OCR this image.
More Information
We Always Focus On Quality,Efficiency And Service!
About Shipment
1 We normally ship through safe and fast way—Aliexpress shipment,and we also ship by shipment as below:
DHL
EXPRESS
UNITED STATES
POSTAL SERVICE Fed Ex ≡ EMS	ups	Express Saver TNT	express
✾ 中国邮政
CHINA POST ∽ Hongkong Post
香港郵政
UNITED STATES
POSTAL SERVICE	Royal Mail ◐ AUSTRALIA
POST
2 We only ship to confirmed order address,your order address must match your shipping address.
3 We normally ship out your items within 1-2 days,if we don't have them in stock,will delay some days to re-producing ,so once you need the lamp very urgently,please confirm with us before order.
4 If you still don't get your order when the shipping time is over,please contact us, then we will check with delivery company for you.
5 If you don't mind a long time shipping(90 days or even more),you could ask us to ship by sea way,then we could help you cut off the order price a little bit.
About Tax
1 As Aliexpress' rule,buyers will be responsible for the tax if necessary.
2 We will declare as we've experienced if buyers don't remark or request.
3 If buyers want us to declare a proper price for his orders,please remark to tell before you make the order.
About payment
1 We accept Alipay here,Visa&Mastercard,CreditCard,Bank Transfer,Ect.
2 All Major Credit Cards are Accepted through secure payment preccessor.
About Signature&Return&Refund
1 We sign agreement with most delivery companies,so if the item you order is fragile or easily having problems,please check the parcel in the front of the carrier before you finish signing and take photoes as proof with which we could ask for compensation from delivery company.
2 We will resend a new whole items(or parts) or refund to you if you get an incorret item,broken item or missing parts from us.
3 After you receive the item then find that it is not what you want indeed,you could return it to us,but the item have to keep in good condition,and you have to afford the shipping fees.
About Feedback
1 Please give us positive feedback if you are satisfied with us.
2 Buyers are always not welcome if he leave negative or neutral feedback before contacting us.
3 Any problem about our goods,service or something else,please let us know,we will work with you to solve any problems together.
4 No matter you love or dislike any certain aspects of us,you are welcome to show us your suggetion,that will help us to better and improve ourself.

☆ ☆ ☆ ☆ ☆ ☆ ☆

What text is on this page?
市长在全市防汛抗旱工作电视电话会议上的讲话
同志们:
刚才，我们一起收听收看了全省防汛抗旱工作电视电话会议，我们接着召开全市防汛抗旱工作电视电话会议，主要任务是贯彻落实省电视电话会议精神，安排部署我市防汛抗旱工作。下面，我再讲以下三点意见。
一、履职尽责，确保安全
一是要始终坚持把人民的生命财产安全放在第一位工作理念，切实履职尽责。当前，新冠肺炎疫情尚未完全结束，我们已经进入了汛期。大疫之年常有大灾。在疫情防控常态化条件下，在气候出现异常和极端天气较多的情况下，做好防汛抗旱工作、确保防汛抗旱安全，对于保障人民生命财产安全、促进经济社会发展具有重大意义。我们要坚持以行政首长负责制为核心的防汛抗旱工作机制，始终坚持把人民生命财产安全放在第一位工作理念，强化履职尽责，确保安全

☆ ☆ ☆ ☆ ☆ ☆ ☆

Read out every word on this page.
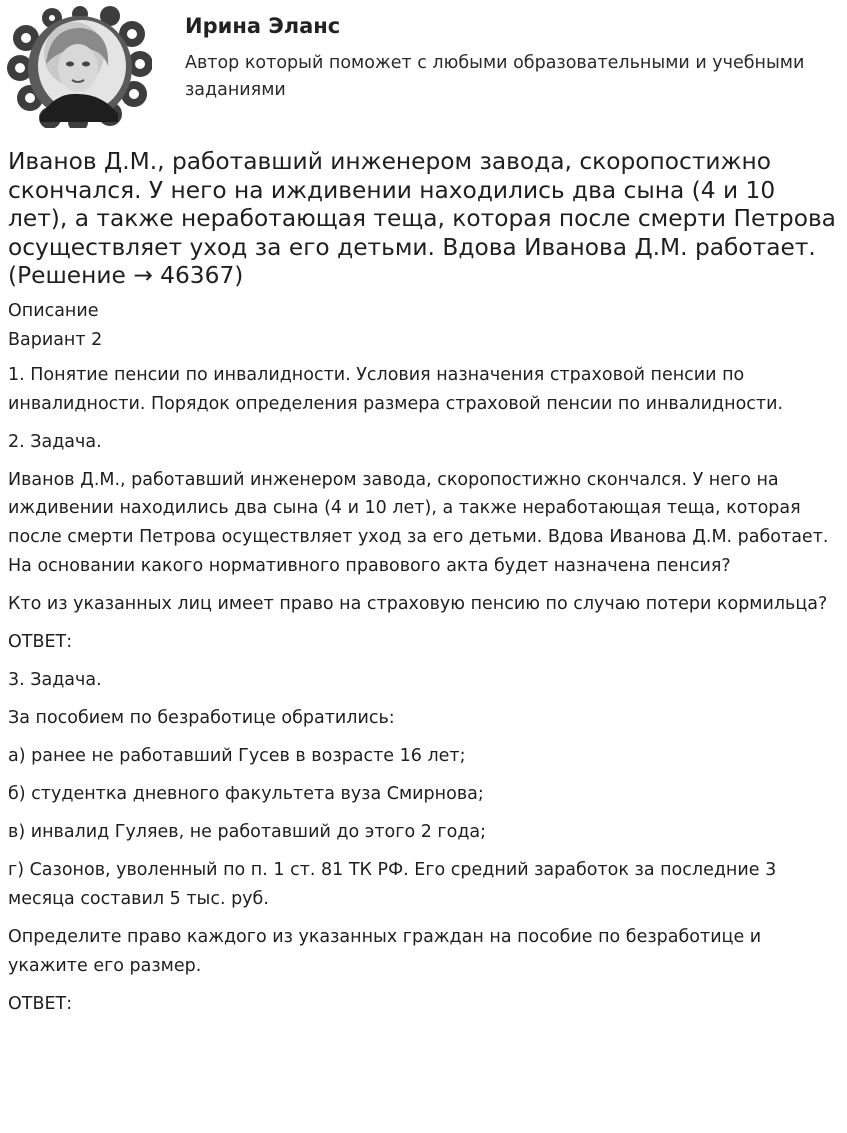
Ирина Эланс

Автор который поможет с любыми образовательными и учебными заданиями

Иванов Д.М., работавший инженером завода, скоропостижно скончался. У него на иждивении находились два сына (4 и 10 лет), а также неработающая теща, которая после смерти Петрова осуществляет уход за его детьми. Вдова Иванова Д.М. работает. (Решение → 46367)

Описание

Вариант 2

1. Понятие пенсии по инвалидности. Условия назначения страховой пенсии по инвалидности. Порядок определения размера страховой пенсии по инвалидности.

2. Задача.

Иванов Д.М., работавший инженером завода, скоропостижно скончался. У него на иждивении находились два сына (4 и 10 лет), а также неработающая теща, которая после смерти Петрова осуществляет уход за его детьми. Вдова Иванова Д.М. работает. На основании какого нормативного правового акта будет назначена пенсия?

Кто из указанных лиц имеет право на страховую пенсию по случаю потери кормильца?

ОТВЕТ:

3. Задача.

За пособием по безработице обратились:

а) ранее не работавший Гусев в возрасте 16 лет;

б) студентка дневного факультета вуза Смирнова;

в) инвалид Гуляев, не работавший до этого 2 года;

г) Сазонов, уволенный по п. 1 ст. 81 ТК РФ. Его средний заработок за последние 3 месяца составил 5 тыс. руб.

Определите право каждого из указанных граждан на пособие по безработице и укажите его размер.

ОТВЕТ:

☆ ☆ ☆ ☆ ☆ ☆ ☆

◆ **What to do**:
All lines in the data that contain the word "welcome" should be copied.

◆ **Answer below**:
2 Buyers are always not welcome if he leave negative or neutral feedback before contacting us.
4 No matter you love or dislike any certain aspects of us,you are welcome to show us your suggetion,that will help us to better and improve ourself.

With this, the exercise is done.